◆ Information shown
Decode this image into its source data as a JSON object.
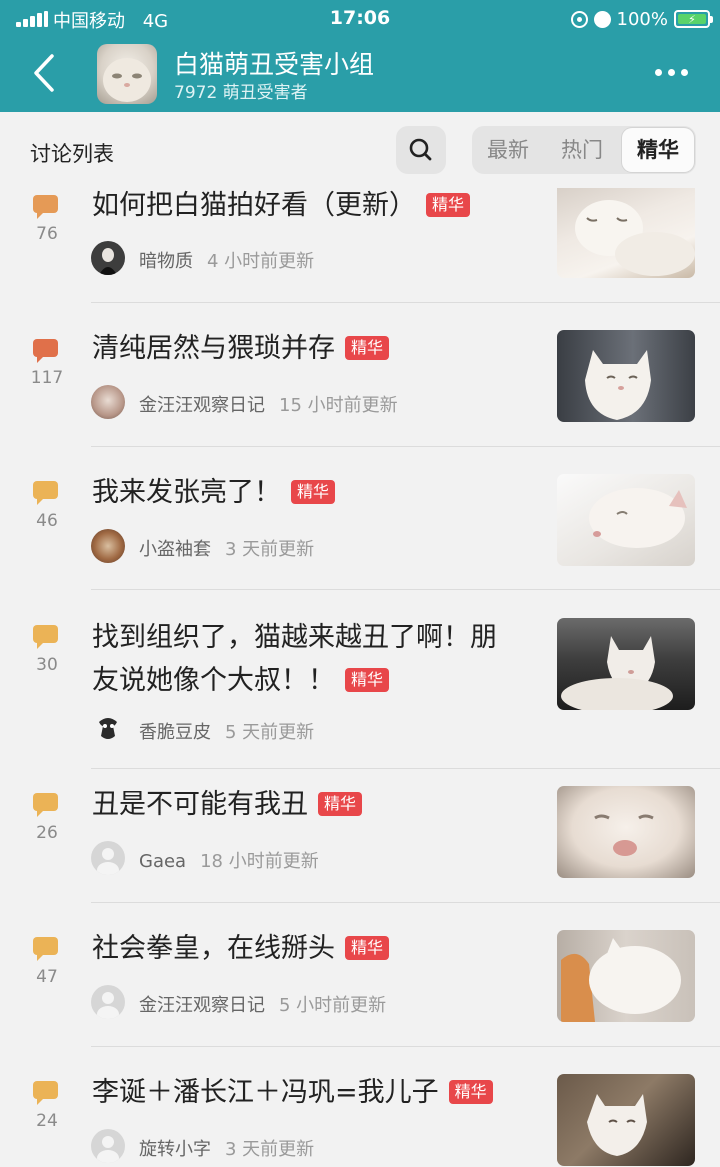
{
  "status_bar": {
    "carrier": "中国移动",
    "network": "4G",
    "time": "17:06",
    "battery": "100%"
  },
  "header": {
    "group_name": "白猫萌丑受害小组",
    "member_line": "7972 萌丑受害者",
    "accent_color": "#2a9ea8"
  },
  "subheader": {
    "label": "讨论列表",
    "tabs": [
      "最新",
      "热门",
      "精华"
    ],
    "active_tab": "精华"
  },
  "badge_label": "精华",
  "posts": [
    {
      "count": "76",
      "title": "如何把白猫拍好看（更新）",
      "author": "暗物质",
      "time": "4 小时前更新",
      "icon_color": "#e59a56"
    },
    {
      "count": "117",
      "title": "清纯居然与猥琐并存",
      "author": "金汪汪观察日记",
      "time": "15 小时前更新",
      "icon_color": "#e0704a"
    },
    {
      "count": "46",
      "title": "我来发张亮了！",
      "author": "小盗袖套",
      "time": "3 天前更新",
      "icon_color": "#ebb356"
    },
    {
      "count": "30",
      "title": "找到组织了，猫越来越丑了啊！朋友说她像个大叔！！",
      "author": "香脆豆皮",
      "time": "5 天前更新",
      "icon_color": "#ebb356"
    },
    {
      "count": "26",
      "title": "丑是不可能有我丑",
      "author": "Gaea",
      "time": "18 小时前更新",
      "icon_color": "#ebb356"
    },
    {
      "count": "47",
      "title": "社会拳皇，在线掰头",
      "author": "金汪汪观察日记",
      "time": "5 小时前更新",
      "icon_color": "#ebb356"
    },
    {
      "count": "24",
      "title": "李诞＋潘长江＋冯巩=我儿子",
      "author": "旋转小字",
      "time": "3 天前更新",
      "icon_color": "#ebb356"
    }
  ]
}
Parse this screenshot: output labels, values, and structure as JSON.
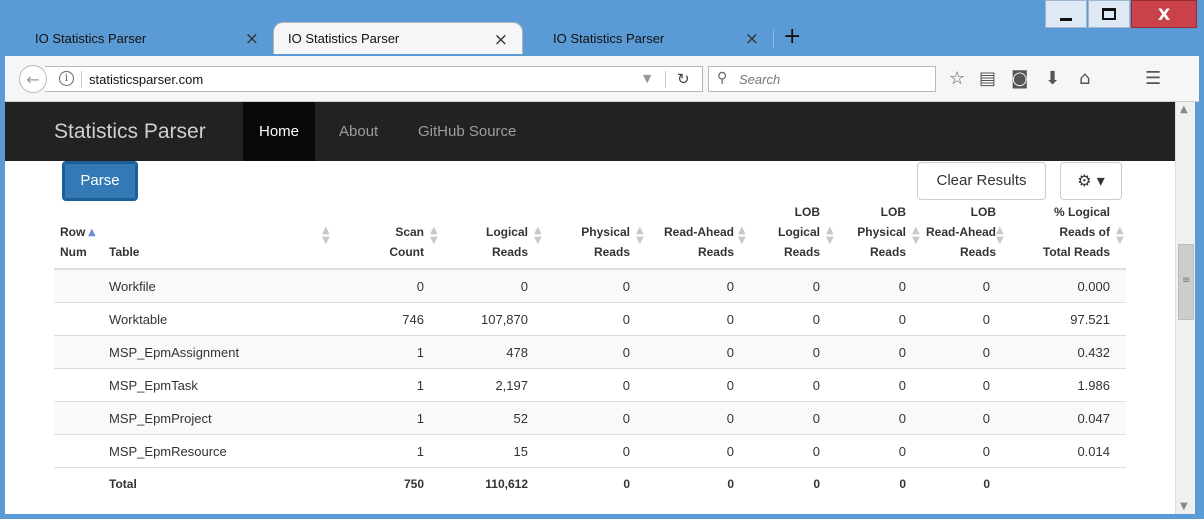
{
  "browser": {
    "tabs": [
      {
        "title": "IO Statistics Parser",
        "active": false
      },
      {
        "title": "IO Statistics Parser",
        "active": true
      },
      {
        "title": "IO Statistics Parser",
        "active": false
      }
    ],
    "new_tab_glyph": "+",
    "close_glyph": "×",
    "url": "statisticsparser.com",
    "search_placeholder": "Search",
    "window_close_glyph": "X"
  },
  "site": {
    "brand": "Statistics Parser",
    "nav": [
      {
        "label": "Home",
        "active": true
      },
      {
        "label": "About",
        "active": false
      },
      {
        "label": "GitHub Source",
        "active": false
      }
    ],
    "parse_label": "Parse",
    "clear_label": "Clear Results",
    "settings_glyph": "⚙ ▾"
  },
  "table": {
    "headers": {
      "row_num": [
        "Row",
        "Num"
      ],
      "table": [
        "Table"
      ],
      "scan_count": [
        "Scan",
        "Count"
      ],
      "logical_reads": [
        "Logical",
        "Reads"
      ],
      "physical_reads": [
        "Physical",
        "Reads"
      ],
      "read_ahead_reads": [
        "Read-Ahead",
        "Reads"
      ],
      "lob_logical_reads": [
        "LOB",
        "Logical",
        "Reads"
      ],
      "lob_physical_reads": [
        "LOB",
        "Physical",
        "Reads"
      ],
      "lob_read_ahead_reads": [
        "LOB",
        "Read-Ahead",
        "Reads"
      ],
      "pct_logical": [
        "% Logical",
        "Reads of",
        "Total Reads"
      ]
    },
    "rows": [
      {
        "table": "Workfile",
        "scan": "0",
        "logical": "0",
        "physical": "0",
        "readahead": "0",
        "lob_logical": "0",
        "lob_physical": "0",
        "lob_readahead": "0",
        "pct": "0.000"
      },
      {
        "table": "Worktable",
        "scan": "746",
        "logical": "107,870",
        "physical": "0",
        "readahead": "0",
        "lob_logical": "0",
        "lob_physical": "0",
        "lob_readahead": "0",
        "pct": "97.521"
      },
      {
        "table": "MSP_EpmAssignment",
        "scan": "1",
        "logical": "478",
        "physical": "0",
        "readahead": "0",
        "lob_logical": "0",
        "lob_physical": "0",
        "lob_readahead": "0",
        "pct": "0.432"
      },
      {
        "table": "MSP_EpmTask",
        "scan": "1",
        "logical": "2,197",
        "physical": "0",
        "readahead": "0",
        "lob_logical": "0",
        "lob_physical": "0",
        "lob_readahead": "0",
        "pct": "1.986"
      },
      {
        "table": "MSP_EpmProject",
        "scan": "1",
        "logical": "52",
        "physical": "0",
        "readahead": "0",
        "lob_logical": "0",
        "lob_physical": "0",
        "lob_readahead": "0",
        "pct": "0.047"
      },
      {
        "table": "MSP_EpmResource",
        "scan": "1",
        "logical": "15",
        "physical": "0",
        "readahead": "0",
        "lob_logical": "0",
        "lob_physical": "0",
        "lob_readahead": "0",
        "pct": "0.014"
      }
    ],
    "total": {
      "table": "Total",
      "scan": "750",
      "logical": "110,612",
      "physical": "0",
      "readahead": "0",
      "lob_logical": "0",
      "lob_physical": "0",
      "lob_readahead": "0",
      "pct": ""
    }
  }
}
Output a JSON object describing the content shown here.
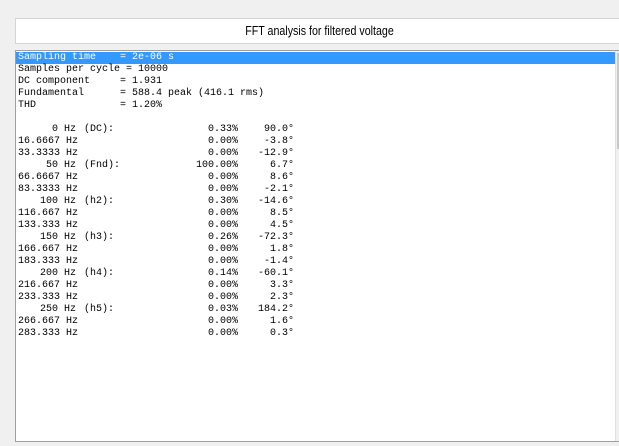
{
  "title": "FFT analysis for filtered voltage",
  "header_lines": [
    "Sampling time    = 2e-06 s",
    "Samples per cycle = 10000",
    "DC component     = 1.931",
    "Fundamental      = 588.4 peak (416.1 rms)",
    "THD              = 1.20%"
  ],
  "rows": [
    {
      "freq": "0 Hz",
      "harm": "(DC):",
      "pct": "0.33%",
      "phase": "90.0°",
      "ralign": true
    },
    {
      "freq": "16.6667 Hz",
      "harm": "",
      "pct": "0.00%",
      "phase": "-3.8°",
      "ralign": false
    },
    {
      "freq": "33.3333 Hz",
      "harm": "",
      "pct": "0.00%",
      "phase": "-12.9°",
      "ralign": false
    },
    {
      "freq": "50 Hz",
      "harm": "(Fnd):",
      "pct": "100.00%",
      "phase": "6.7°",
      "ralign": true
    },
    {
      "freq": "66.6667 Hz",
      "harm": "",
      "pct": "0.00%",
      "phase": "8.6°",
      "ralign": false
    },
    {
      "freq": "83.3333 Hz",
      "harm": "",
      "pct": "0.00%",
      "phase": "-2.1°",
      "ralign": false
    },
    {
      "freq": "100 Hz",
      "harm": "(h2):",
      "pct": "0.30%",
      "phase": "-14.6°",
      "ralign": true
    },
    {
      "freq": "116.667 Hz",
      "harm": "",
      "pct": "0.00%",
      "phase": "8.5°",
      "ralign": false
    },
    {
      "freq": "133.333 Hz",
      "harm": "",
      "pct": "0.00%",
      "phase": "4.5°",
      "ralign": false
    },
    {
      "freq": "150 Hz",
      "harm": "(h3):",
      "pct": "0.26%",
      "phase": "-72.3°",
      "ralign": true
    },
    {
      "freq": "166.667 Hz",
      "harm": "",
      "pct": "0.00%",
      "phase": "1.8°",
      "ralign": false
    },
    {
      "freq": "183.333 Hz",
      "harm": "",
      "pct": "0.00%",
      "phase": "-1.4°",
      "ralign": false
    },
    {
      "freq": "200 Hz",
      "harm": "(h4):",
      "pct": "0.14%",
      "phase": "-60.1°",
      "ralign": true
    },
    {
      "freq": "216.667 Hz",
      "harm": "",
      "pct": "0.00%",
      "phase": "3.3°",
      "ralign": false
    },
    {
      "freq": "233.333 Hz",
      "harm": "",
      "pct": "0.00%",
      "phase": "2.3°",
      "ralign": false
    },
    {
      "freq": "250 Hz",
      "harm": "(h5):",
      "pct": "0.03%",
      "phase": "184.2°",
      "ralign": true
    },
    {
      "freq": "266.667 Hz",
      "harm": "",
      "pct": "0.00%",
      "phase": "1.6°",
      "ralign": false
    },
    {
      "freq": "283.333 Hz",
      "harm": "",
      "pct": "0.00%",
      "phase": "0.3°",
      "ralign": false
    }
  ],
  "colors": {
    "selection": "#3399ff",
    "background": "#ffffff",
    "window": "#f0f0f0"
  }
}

◆ What you should do
From the data above, work out how many lines hold "JSON". Answer with the number alone.

◆ Worked solution
3